## Your objective
Review the listing and copy each line that holds the word "category".
(begin)
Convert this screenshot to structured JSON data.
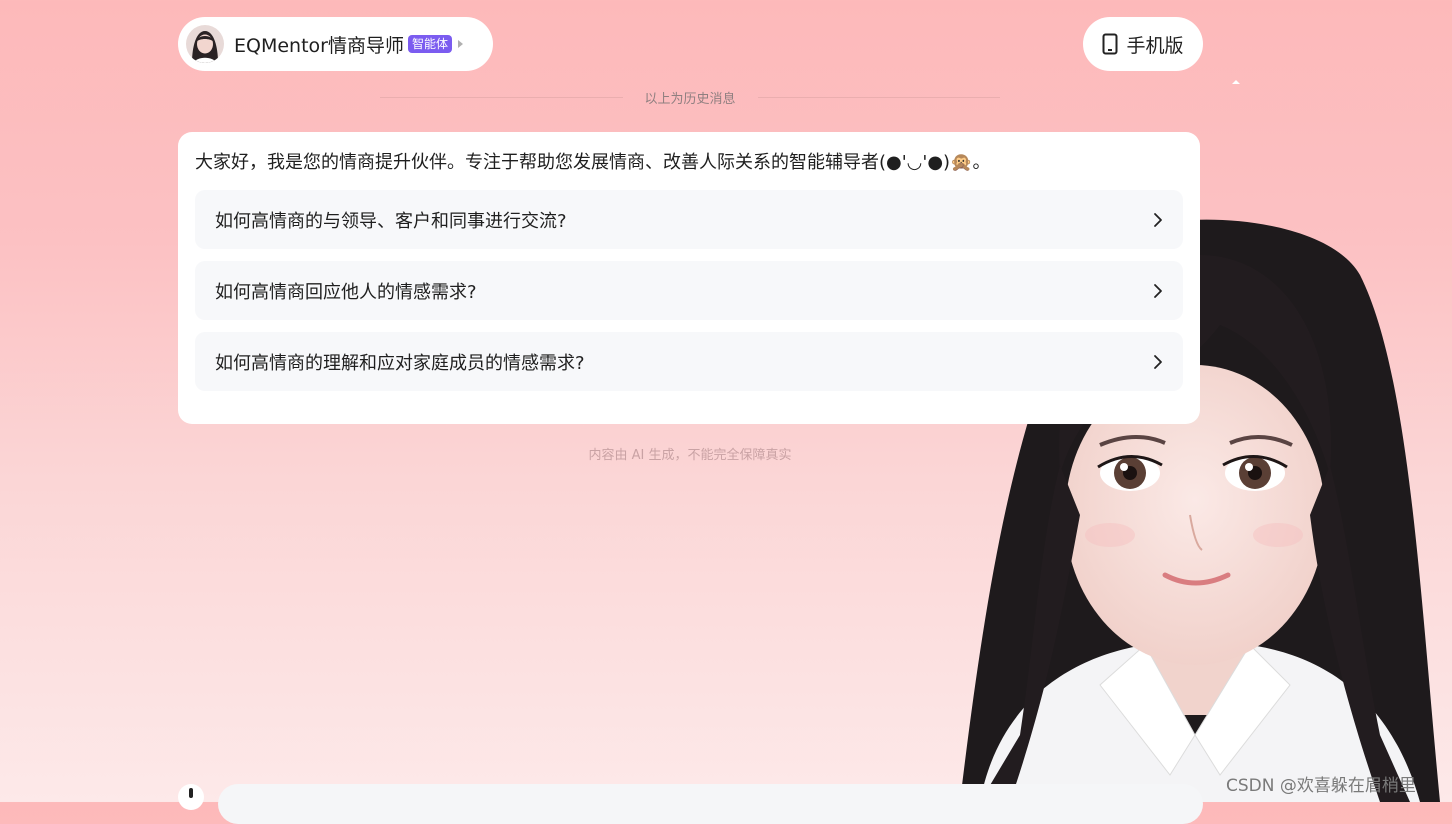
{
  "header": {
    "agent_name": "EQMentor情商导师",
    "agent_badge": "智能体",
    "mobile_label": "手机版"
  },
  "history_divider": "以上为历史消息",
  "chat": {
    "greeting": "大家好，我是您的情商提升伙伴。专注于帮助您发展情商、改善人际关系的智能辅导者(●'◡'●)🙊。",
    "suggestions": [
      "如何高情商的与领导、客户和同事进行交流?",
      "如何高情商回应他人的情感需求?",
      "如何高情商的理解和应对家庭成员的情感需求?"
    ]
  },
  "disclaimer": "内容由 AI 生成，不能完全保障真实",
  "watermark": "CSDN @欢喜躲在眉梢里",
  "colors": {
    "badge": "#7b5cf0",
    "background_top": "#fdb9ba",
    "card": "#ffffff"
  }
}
(end)
(begin)
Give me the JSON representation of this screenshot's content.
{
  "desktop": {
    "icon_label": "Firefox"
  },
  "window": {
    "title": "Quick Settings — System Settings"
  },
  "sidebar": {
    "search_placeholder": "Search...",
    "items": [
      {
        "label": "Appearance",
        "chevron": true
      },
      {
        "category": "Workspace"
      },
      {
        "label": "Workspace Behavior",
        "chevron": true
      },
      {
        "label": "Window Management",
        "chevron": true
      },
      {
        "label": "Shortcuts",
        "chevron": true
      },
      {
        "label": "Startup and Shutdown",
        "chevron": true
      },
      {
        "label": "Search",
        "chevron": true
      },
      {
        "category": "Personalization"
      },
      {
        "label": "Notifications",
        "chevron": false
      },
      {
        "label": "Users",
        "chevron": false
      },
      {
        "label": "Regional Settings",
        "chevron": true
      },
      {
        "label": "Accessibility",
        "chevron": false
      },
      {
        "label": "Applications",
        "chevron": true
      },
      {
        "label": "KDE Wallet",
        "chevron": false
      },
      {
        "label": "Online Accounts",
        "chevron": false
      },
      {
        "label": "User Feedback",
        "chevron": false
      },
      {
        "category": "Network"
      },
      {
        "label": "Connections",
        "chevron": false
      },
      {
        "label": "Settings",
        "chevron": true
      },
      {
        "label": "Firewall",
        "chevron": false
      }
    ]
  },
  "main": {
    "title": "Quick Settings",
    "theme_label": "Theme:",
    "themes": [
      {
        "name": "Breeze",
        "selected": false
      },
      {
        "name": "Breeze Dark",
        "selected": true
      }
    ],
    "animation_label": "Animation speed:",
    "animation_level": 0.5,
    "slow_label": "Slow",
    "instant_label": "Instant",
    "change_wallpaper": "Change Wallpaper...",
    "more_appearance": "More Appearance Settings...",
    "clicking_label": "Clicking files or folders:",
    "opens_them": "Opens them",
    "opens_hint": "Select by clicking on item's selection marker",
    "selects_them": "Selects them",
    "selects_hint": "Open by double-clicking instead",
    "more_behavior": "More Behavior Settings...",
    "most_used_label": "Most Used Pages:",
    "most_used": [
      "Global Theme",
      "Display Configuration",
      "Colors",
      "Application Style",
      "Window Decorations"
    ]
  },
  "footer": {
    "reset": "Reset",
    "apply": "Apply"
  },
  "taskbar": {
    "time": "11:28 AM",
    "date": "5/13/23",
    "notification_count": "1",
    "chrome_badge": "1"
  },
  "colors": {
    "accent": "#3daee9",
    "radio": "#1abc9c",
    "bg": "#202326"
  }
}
(end)
## Result of the task
        "category": "Workspace"
        "category": "Personalization"
        "category": "Network"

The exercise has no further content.